[Text shown]
· · ·

Source code for chama.impact

"""
The impact module contains methods to extract detection times from a set of
simulations and sensor technologies along with methods to convert detection 
times to impact and coverage metrics.

.. rubric:: Contents

.. autosummary::

    extract_detection_times
    detection_time_stats
    detection_time_to_impact
    detection_times_to_coverage
    impact_to_coverage
"""
from __future__ import print_function, division
import pandas as pd
import numpy as np


def extract_detection_times(signal, sensors, interp_method=None,
                            min_distance=10.0):
    """
    Returns detection times from a signal and group of sensors.

    Parameters
    ----------
    signal : pandas DataFrame
        Signal data from the simulation.  The DataFrame can be in XYZ format 
        (with columns named 'X','Y','Z','T') or Node format (with columns named
        'Node','T') along with one column for each scenario (user defined
        names).
    
    sensors : dict
        A dictionary of sensors with key:value pairs containing
        {'sensor name': chama :py:class:`Sensor<chama.sensors.Sensor>` object}
    
    interp_method : 'linear', 'nearest', or None
        Method used to interpolate the signal if needed.  
        A value of 'linear' will use griddata to interpolate missing
        sample points. A value of 'nearest' will set the sample point to
        the nearest signal point within a minimum distance of min_distance.
        If there are no signal points within this distance then the
        signal will be set to zero at the sample point. Note that interpolation
        is not used when the signal is in Node format.

    min_distance : float
        The minimum distance when using the 'nearest' interp_method
    
    Returns
    -------
    det_times : pandas DataFrame
        DataFrame with columns 'Scenario', 'Sensor', and 'Detection Times'.
    """
    # Extracting a subset of the signal in the sensor module is fastest
    # using multiindex even though setting the index initially is slow
    # check if the signal is already in multiindex form 
    if not isinstance(signal.index, pd.MultiIndex):
        if set(['T', 'X', 'Y', 'Z']) < set(list(signal.columns)):
            signal = signal.set_index(['T', 'X', 'Y', 'Z'])
        elif set(['T', 'Node']) < set(list(signal.columns)):
            signal = signal.set_index(['T', 'Node'])
        else:
            raise ValueError('Unrecognized signal format')
    
    if 'Node' in signal.index.names:
        interp_method = None
        
    det_times_dict = {'Scenario': [], 'Sensor': [], 'Detection Times': []}

    for (name, sensor) in sensors.items():  # loop over sensors
        # Get detected signal
        detected = sensor.get_detected_signal(signal, interp_method,
                                              min_distance)

        # If the sensor detected something
        if detected.shape[0] > 0:
            for scenario_name, group in detected.groupby(level=[1]):
                det_times_dict['Scenario'].append(scenario_name)
                det_times_dict['Sensor'].append(name)
                det_times_dict['Detection Times'].append(
                    group.index.get_level_values(0).tolist())
            
    det_times = pd.DataFrame(det_times_dict)
    det_times = det_times[['Scenario', 'Sensor', 'Detection Times']]  # reorder

    det_times = det_times.sort_values(['Scenario', 'Sensor'])

· · ·

[Dataset records]
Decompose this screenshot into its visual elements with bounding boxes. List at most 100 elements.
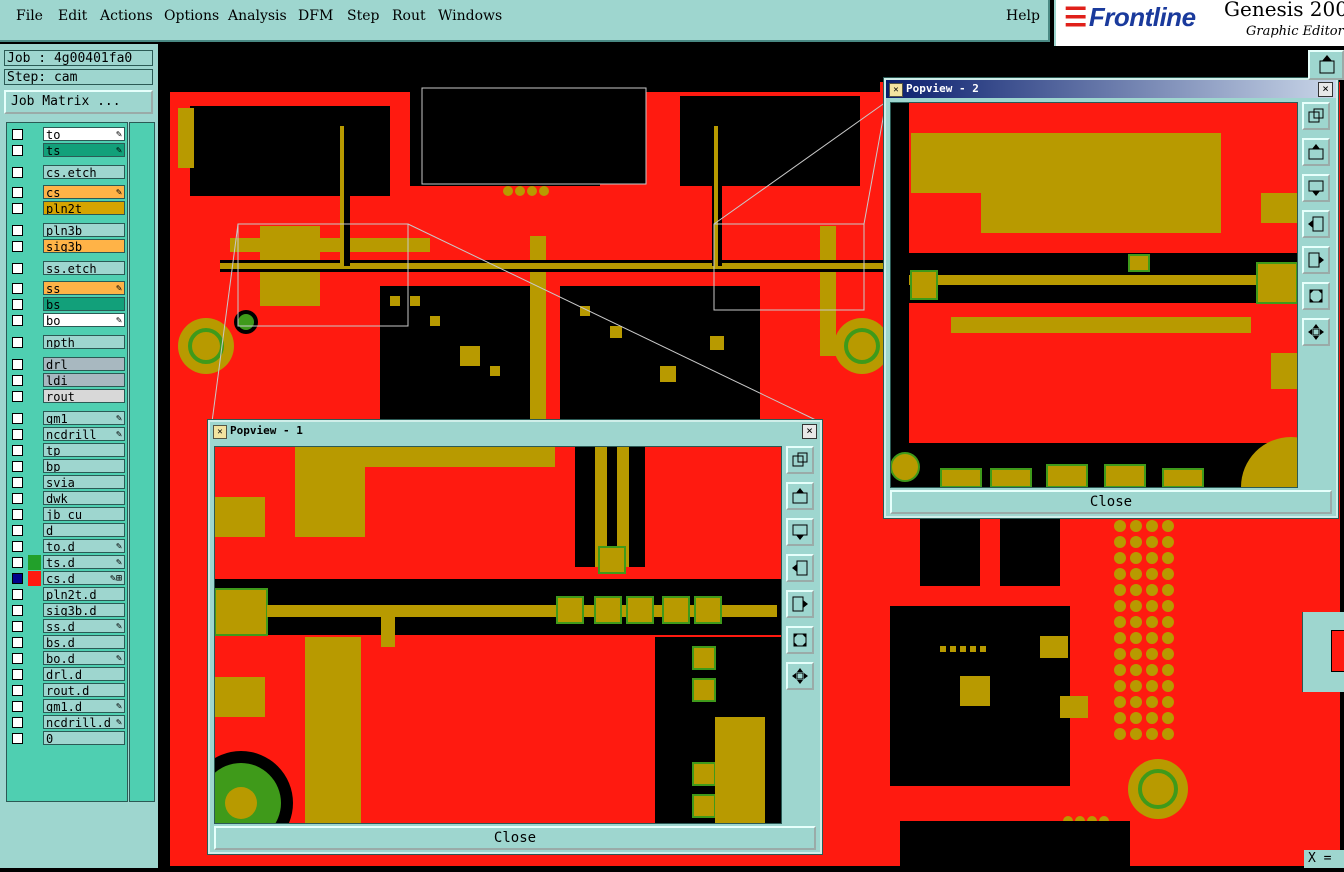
layer-row[interactable]: ncdrill ✎ [9, 427, 127, 442]
menu-dfm[interactable]: DFM [298, 8, 333, 24]
menu-options[interactable]: Options [164, 8, 219, 24]
layer-checkbox[interactable] [12, 337, 23, 348]
layer-row[interactable]: bp [9, 459, 127, 474]
layer-name[interactable]: bo ✎ [43, 313, 125, 327]
layer-checkbox[interactable] [12, 283, 23, 294]
layer-row[interactable]: tp [9, 443, 127, 458]
pan-left-icon[interactable] [786, 554, 814, 582]
zoom-fit-icon[interactable] [786, 446, 814, 474]
pan-down-icon[interactable] [786, 518, 814, 546]
layer-row[interactable]: pln2t [9, 201, 127, 216]
layer-name[interactable]: drl.d [43, 667, 125, 681]
window-menu-icon[interactable]: ✕ [889, 83, 903, 97]
pan-up-icon[interactable] [786, 482, 814, 510]
layer-row[interactable]: cs ✎ [9, 185, 127, 200]
layer-name[interactable]: cs.d ✎⊞ [43, 571, 125, 585]
popview-2-pcb-zoom[interactable] [891, 103, 1297, 487]
job-matrix-button[interactable]: Job Matrix ... [4, 90, 153, 114]
layer-checkbox[interactable] [12, 701, 23, 712]
layer-row[interactable]: ts.d ✎ [9, 555, 127, 570]
menu-file[interactable]: File [16, 8, 43, 24]
layer-checkbox[interactable] [12, 375, 23, 386]
layer-row[interactable]: gm1.d ✎ [9, 699, 127, 714]
layer-list-scrollbar[interactable] [129, 122, 155, 802]
layer-row[interactable]: npth [9, 335, 127, 350]
menu-edit[interactable]: Edit [58, 8, 87, 24]
layer-checkbox[interactable] [12, 413, 23, 424]
layer-checkbox[interactable] [12, 525, 23, 536]
layer-row[interactable]: sig3b [9, 239, 127, 254]
layer-name[interactable]: sig3b [43, 239, 125, 253]
layer-name[interactable]: ldi [43, 373, 125, 387]
layer-checkbox[interactable] [12, 391, 23, 402]
layer-name[interactable]: bs [43, 297, 125, 311]
layer-row[interactable]: bs.d [9, 635, 127, 650]
layer-checkbox[interactable] [12, 461, 23, 472]
layer-checkbox[interactable] [12, 621, 23, 632]
layer-row[interactable]: rout.d [9, 683, 127, 698]
layer-row[interactable]: bo.d ✎ [9, 651, 127, 666]
layer-checkbox[interactable] [12, 241, 23, 252]
layer-name[interactable]: 0 [43, 731, 125, 745]
right-toolbar-button[interactable] [1308, 50, 1344, 80]
popview-1-close-button[interactable]: Close [214, 826, 816, 850]
layer-row[interactable]: ncdrill.d ✎ [9, 715, 127, 730]
layer-row[interactable]: 0 [9, 731, 127, 746]
layer-row[interactable]: gm1 ✎ [9, 411, 127, 426]
layer-checkbox[interactable] [12, 187, 23, 198]
layer-checkbox[interactable] [12, 733, 23, 744]
layer-checkbox[interactable] [12, 573, 23, 584]
layer-row[interactable]: dwk [9, 491, 127, 506]
layer-checkbox[interactable] [12, 203, 23, 214]
layer-checkbox[interactable] [12, 669, 23, 680]
zoom-in-icon[interactable] [1302, 318, 1330, 346]
layer-checkbox[interactable] [12, 225, 23, 236]
layer-name[interactable]: jb_cu [43, 507, 125, 521]
menu-actions[interactable]: Actions [100, 8, 153, 24]
menu-rout[interactable]: Rout [392, 8, 426, 24]
pan-right-icon[interactable] [786, 590, 814, 618]
layer-name[interactable]: rout.d [43, 683, 125, 697]
pan-right-icon[interactable] [1302, 246, 1330, 274]
layer-name[interactable]: cs ✎ [43, 185, 125, 199]
layer-name[interactable]: ncdrill ✎ [43, 427, 125, 441]
layer-name[interactable]: pln2t [43, 201, 125, 215]
layer-name[interactable]: gm1.d ✎ [43, 699, 125, 713]
layer-checkbox[interactable] [12, 589, 23, 600]
layer-name[interactable]: ss ✎ [43, 281, 125, 295]
layer-row[interactable]: pln3b [9, 223, 127, 238]
layer-checkbox[interactable] [12, 359, 23, 370]
layer-row[interactable]: cs.etch [9, 165, 127, 180]
layer-name[interactable]: ts ✎ [43, 143, 125, 157]
layer-checkbox[interactable] [12, 263, 23, 274]
layer-name[interactable]: bo.d ✎ [43, 651, 125, 665]
layer-name[interactable]: svia [43, 475, 125, 489]
menu-windows[interactable]: Windows [438, 8, 502, 24]
layer-row[interactable]: pln2t.d [9, 587, 127, 602]
popview-1-titlebar[interactable]: ✕ Popview - 1 × [210, 422, 820, 440]
zoom-out-icon[interactable] [1302, 282, 1330, 310]
layer-row[interactable]: ss ✎ [9, 281, 127, 296]
menu-analysis[interactable]: Analysis [228, 8, 287, 24]
layer-row[interactable]: bs [9, 297, 127, 312]
layer-name[interactable]: pln2t.d [43, 587, 125, 601]
layer-checkbox[interactable] [12, 167, 23, 178]
layer-checkbox[interactable] [12, 129, 23, 140]
layer-row[interactable]: drl.d [9, 667, 127, 682]
zoom-out-icon[interactable] [786, 626, 814, 654]
layer-checkbox[interactable] [12, 637, 23, 648]
window-menu-icon[interactable]: ✕ [213, 425, 227, 439]
layer-row[interactable]: jb_cu [9, 507, 127, 522]
layer-name[interactable]: to ✎ [43, 127, 125, 141]
layer-name[interactable]: npth [43, 335, 125, 349]
layer-name[interactable]: cs.etch [43, 165, 125, 179]
layer-checkbox[interactable] [12, 685, 23, 696]
layer-name[interactable]: rout [43, 389, 125, 403]
zoom-in-icon[interactable] [786, 662, 814, 690]
layer-name[interactable]: pln3b [43, 223, 125, 237]
layer-row[interactable]: to ✎ [9, 127, 127, 142]
layer-checkbox[interactable] [12, 299, 23, 310]
layer-name[interactable]: bs.d [43, 635, 125, 649]
layer-name[interactable]: ss.etch [43, 261, 125, 275]
layer-row[interactable]: ss.d ✎ [9, 619, 127, 634]
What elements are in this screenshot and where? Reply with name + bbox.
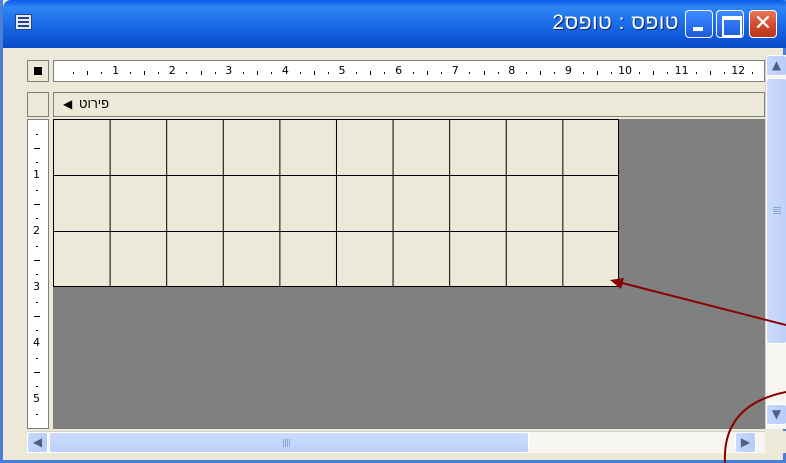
- title-bar[interactable]: טופס : טופס2 ✕: [3, 0, 786, 48]
- ruler-tick: [327, 72, 329, 74]
- ruler-tick: [257, 71, 259, 75]
- ruler-tick: [36, 218, 38, 219]
- ruler-tick: [34, 204, 40, 205]
- vertical-ruler[interactable]: 1 2 3 4 5: [27, 119, 49, 429]
- ruler-tick: [370, 71, 372, 75]
- ruler-tick: [36, 274, 38, 275]
- vertical-scrollbar[interactable]: ▲ ▼: [765, 55, 786, 429]
- ruler-tick: [426, 71, 428, 75]
- ruler-tick: [540, 71, 542, 75]
- close-button[interactable]: ✕: [749, 10, 777, 38]
- ruler-number: 1: [33, 168, 40, 181]
- ruler-number: 3: [225, 64, 233, 77]
- horizontal-scroll-thumb[interactable]: [49, 432, 529, 453]
- ruler-tick: [752, 72, 754, 74]
- ruler-tick: [596, 71, 598, 75]
- ruler-tick: [412, 72, 414, 74]
- ruler-number: 8: [508, 64, 516, 77]
- section-header-detail[interactable]: ◀ פירוט: [53, 92, 765, 117]
- detail-section-grid[interactable]: [53, 119, 619, 287]
- ruler-tick: [143, 71, 145, 75]
- ruler-tick: [582, 72, 584, 74]
- vertical-scroll-thumb[interactable]: [766, 78, 786, 344]
- ruler-number: 5: [33, 392, 40, 405]
- ruler-number: 12: [731, 64, 746, 77]
- ruler-number: 1: [112, 64, 120, 77]
- ruler-number: 2: [168, 64, 176, 77]
- ruler-number: 2: [33, 224, 40, 237]
- ruler-tick: [36, 190, 38, 191]
- close-icon: ✕: [753, 11, 773, 36]
- scroll-right-button[interactable]: ▶: [735, 432, 756, 453]
- section-selector-detail[interactable]: [27, 92, 49, 117]
- ruler-tick: [271, 72, 273, 74]
- ruler-tick: [299, 72, 301, 74]
- ruler-tick: [469, 72, 471, 74]
- ruler-tick: [36, 302, 38, 303]
- ruler-number: 9: [564, 64, 572, 77]
- ruler-tick: [441, 72, 443, 74]
- ruler-number: 6: [395, 64, 403, 77]
- ruler-tick: [87, 71, 89, 75]
- section-label: פירוט: [79, 96, 110, 111]
- ruler-tick: [242, 72, 244, 74]
- ruler-tick: [709, 71, 711, 75]
- ruler-tick: [36, 134, 38, 135]
- ruler-number: 5: [338, 64, 346, 77]
- form-selector[interactable]: [27, 60, 49, 82]
- ruler-number: 4: [33, 336, 40, 349]
- ruler-tick: [36, 162, 38, 163]
- ruler-tick: [34, 372, 40, 373]
- ruler-number: 3: [33, 280, 40, 293]
- ruler-number: 11: [674, 64, 689, 77]
- ruler-tick: [639, 72, 641, 74]
- ruler-tick: [101, 72, 103, 74]
- ruler-tick: [36, 330, 38, 331]
- ruler-tick: [497, 72, 499, 74]
- ruler-tick: [610, 72, 612, 74]
- scroll-up-button[interactable]: ▲: [766, 55, 786, 76]
- design-canvas[interactable]: [53, 119, 765, 429]
- ruler-tick: [667, 72, 669, 74]
- form-design-window: טופס : טופס2 ✕ 1 2 3 4 5 6 7 8 9 10 11 12 ◀ פירוט 1…: [0, 0, 786, 463]
- minimize-button[interactable]: [685, 10, 713, 38]
- ruler-number: 10: [618, 64, 632, 77]
- ruler-tick: [129, 72, 131, 74]
- ruler-tick: [36, 246, 38, 247]
- ruler-number: 7: [451, 64, 459, 77]
- section-arrow-icon: ◀: [63, 97, 73, 111]
- maximize-button[interactable]: [716, 10, 744, 38]
- ruler-tick: [483, 71, 485, 75]
- scroll-left-button[interactable]: ◀: [27, 432, 48, 453]
- ruler-tick: [34, 260, 40, 261]
- ruler-tick: [313, 71, 315, 75]
- ruler-tick: [695, 72, 697, 74]
- ruler-tick: [200, 71, 202, 75]
- ruler-tick: [214, 72, 216, 74]
- ruler-tick: [36, 358, 38, 359]
- ruler-number: 4: [281, 64, 289, 77]
- form-icon[interactable]: [15, 14, 32, 30]
- ruler-tick: [34, 316, 40, 317]
- ruler-tick: [525, 72, 527, 74]
- size-grip: [765, 431, 786, 453]
- window-title: טופס : טופס2: [552, 11, 679, 34]
- ruler-tick: [73, 72, 75, 74]
- ruler-tick: [653, 71, 655, 75]
- ruler-tick: [356, 72, 358, 74]
- ruler-tick: [724, 72, 726, 74]
- horizontal-scrollbar[interactable]: ◀ ▶: [27, 431, 765, 453]
- ruler-tick: [158, 72, 160, 74]
- ruler-tick: [384, 72, 386, 74]
- ruler-tick: [186, 72, 188, 74]
- ruler-tick: [34, 148, 40, 149]
- scroll-down-button[interactable]: ▼: [766, 404, 786, 425]
- ruler-tick: [554, 72, 556, 74]
- ruler-tick: [36, 386, 38, 387]
- ruler-tick: [36, 414, 38, 415]
- horizontal-ruler[interactable]: 1 2 3 4 5 6 7 8 9 10 11 12: [53, 60, 765, 82]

· · ·

[Problem to work on]
According to the chama.impact source code, which columns does the DataFrame returned by extract_detection_times have? The listing has no role in this exercise.

[Written response]
'Scenario', 'Sensor', and 'Detection Times'.